__Tâches à réaliser__
a) Selon l'extrait sur ce spectacle de théâtre musical, qui en assure la mise en scène ?
b) Recopiez à l'identique l'ensemble des lignes des emplacements des composants de figure.

__Extrait du texte__
----
Spectacle de théâtre musical d'après l'opeuvre éponyme de Stefan Zweig, mise en scène de Franck Berthier, avec Isabelle Georges, Frederik Steenbrink et Olivier Ruidavet accompagnés par les musiciens Yann Ollivo, Naaman Sluchin et Isabelle Sajot.
Après "Padam, Padam" en 2010 et "Broadway enchanté !" en 2012, Isabelle Georges reprend, pour la troisième fois; ses quartiers d'été au Théâtre La Bruyère avec une nouvelle création qui opère toutefois une double novation au regard de ses précédents spectacles musicaux puisqu'elle s'inscrit dans le genre du théâtre musical et aborde le registre dramatique.
Par ailleurs, l'entreprise est hardie dès lors que "24 heures de la vie d'une femme" constitue la transposition théâtro-musicale de la nouvelle éponyme de Stefan Zweig, célébrée comme la quintessence de la passion amoureuse, maintes fois adaptée et rarement de manière convaincante.
----
__Données fournies__
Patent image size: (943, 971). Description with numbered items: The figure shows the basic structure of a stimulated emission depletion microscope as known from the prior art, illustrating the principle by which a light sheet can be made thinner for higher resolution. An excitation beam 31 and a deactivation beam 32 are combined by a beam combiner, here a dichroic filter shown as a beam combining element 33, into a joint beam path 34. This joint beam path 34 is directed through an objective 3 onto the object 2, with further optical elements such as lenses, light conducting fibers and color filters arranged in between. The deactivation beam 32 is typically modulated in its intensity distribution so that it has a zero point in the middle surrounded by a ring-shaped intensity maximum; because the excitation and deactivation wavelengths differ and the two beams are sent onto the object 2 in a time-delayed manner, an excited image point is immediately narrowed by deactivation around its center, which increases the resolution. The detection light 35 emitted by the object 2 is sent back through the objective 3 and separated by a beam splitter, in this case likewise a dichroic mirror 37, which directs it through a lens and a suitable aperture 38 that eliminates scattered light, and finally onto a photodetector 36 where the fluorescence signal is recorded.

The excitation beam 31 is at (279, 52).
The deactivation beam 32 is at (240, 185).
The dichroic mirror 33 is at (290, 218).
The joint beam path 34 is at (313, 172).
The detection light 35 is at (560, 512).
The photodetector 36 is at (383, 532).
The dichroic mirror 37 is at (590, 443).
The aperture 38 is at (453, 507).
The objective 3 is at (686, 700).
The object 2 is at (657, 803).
----
__Réponses aux tâches__
a) Franck Berthier.

b)
Patent image size: (943, 971). Description with numbered items: The figure shows the basic structure of a stimulated emission depletion microscope as known from the prior art, illustrating the principle by which a light sheet can be made thinner for higher resolution. An excitation beam 31 and a deactivation beam 32 are combined by a beam combiner, here a dichroic filter shown as a beam combining element 33, into a joint beam path 34. This joint beam path 34 is directed through an objective 3 onto the object 2, with further optical elements such as lenses, light conducting fibers and color filters arranged in between. The deactivation beam 32 is typically modulated in its intensity distribution so that it has a zero point in the middle surrounded by a ring-shaped intensity maximum; because the excitation and deactivation wavelengths differ and the two beams are sent onto the object 2 in a time-delayed manner, an excited image point is immediately narrowed by deactivation around its center, which increases the resolution. The detection light 35 emitted by the object 2 is sent back through the objective 3 and separated by a beam splitter, in this case likewise a dichroic mirror 37, which directs it through a lens and a suitable aperture 38 that eliminates scattered light, and finally onto a photodetector 36 where the fluorescence signal is recorded.

The excitation beam 31 is at (279, 52).
The deactivation beam 32 is at (240, 185).
The dichroic mirror 33 is at (290, 218).
The joint beam path 34 is at (313, 172).
The detection light 35 is at (560, 512).
The photodetector 36 is at (383, 532).
The dichroic mirror 37 is at (590, 443).
The aperture 38 is at (453, 507).
The objective 3 is at (686, 700).
The object 2 is at (657, 803).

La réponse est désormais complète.